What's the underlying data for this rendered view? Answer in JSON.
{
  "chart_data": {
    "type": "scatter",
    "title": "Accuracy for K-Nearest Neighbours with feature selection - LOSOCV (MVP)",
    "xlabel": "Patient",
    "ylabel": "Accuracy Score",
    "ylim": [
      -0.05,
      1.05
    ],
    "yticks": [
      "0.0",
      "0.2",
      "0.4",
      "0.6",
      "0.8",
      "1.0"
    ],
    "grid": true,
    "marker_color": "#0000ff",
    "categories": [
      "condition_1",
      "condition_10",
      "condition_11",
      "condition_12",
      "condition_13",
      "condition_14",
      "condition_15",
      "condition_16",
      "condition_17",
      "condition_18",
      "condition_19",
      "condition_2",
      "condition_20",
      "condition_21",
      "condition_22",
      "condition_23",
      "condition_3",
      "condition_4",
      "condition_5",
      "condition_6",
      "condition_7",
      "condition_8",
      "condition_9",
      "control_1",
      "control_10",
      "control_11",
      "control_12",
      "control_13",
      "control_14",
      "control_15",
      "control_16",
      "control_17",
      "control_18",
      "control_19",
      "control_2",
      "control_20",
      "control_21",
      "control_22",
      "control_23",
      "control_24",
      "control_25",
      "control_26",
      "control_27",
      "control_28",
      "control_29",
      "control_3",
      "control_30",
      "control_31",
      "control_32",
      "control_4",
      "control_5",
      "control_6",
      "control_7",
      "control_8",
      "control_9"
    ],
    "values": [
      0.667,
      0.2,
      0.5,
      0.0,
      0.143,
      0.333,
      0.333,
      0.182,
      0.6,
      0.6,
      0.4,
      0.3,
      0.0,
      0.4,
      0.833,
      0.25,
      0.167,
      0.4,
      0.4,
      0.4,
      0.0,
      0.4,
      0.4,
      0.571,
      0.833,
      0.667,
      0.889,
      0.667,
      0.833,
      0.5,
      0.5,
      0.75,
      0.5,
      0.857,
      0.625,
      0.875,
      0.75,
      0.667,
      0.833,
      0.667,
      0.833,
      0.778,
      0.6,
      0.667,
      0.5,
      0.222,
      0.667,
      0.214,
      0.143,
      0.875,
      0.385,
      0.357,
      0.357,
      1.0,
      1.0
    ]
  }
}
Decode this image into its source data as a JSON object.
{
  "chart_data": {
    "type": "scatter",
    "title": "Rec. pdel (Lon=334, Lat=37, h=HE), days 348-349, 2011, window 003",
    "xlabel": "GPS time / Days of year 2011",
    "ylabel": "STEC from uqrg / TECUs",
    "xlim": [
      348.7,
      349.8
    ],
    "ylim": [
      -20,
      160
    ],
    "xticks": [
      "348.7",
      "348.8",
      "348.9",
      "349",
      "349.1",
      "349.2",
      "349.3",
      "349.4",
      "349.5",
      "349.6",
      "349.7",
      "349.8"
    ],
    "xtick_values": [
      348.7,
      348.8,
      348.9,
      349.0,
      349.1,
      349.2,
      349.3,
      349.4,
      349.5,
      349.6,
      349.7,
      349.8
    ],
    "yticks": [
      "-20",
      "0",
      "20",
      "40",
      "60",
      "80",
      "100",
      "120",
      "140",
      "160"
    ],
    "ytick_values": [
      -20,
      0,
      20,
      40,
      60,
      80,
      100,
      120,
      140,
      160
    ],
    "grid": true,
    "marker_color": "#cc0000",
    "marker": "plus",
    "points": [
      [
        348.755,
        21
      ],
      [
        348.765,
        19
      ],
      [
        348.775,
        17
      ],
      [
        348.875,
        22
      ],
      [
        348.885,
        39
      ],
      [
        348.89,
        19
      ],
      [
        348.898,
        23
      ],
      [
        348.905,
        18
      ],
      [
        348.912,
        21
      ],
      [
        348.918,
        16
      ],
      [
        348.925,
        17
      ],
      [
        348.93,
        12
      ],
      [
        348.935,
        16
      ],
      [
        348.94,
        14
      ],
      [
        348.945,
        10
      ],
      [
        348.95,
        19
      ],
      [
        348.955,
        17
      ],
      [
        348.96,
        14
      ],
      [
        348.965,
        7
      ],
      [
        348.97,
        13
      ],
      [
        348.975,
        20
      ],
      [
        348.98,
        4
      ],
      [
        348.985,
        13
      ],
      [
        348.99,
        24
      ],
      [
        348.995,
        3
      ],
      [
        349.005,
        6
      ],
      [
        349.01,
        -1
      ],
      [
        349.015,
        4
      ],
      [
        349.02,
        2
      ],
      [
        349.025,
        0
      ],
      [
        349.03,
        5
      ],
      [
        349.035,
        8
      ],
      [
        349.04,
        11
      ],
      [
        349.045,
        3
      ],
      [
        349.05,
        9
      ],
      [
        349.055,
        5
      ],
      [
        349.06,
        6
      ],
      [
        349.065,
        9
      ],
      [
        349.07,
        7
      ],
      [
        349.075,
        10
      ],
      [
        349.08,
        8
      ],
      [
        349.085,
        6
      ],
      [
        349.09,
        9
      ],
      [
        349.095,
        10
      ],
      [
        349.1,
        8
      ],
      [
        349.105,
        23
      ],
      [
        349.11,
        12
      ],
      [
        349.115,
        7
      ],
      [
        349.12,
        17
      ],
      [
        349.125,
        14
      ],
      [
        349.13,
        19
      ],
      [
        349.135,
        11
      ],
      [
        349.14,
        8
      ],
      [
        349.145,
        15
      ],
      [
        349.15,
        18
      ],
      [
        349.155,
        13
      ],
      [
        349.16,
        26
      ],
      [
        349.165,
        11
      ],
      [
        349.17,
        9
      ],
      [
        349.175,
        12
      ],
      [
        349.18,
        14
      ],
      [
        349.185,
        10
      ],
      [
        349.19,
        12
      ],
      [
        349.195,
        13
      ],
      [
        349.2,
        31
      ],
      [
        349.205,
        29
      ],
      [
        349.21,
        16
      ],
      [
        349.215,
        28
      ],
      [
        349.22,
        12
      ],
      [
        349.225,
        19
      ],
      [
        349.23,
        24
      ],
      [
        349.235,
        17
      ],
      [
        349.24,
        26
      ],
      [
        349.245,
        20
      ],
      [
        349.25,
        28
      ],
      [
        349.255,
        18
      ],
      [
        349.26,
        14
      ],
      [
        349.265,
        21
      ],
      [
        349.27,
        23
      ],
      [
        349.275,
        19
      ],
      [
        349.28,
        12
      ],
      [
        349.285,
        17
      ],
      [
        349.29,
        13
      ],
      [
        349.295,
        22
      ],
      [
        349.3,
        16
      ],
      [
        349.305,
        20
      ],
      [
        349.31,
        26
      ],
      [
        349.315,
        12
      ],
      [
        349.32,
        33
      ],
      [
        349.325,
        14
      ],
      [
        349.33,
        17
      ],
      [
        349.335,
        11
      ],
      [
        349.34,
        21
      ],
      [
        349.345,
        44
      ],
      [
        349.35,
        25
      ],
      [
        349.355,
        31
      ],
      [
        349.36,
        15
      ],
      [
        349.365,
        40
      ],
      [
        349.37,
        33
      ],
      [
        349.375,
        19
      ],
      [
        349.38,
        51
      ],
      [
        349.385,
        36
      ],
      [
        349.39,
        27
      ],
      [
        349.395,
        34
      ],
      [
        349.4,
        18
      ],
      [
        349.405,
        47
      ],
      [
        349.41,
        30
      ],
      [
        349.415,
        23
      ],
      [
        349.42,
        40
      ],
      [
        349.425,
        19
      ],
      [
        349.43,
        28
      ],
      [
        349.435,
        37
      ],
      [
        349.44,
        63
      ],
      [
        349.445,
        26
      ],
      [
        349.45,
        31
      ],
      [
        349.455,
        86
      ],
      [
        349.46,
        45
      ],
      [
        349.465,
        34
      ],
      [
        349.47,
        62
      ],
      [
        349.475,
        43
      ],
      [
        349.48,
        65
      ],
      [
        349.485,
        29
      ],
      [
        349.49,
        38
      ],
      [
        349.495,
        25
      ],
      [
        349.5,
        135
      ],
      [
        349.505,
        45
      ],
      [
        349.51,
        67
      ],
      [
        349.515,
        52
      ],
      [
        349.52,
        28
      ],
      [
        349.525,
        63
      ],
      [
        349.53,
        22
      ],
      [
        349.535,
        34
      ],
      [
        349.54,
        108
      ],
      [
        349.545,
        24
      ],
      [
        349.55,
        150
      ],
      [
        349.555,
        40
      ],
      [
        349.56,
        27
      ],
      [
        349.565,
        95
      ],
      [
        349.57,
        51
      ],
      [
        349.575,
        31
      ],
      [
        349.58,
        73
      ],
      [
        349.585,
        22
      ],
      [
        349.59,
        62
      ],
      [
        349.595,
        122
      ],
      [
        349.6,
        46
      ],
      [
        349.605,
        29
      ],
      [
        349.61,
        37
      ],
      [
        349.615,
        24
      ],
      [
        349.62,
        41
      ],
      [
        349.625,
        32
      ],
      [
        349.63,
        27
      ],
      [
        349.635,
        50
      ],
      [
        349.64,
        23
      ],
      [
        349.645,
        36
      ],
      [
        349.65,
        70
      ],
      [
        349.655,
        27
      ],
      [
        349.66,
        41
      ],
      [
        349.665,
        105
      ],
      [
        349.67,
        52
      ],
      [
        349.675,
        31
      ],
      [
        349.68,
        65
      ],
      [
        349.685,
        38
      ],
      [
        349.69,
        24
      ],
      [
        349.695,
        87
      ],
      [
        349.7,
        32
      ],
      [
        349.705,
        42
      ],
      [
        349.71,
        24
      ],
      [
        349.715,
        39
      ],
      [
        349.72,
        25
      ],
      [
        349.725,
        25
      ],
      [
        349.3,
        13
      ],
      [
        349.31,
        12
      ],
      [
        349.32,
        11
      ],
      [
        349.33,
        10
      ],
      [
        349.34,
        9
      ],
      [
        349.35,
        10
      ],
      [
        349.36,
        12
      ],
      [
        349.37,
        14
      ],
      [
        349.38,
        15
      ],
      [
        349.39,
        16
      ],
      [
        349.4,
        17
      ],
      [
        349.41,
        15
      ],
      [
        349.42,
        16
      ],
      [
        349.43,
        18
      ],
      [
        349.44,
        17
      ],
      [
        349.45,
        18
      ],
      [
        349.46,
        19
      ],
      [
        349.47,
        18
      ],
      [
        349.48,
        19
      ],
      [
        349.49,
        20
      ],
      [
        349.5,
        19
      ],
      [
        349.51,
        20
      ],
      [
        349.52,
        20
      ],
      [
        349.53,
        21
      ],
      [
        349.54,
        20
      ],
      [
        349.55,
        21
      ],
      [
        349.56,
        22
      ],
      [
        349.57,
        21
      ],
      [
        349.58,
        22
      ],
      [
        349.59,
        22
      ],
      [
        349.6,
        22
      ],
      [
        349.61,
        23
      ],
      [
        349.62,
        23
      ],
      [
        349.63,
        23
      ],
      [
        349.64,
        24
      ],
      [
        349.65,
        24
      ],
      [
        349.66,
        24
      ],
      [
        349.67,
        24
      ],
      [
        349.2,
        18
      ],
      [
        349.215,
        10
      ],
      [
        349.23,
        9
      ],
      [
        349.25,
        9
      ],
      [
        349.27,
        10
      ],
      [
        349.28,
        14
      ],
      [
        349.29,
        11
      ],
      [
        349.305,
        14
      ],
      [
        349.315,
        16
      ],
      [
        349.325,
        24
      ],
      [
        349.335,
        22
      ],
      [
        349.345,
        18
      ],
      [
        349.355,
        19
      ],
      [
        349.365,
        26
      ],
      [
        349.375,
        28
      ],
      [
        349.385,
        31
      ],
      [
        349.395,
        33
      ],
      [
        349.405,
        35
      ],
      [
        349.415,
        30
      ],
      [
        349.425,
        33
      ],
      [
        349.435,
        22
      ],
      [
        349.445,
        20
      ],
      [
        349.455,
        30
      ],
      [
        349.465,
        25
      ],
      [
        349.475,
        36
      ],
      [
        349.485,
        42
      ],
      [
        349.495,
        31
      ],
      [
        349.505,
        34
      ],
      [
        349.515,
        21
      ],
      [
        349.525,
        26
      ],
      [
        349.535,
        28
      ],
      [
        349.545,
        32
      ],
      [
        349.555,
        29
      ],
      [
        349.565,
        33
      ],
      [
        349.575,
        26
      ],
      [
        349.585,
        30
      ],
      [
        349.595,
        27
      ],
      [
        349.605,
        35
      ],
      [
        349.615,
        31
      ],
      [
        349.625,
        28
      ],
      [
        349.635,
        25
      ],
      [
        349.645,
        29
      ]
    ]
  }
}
● ● ● ● ● ● ●
» Task requirements: Using the entries above, find all lines with "ylabel". Copy them.

» Task result:
    "ylabel": "Accuracy Score",
    "ylabel": "STEC from uqrg / TECUs",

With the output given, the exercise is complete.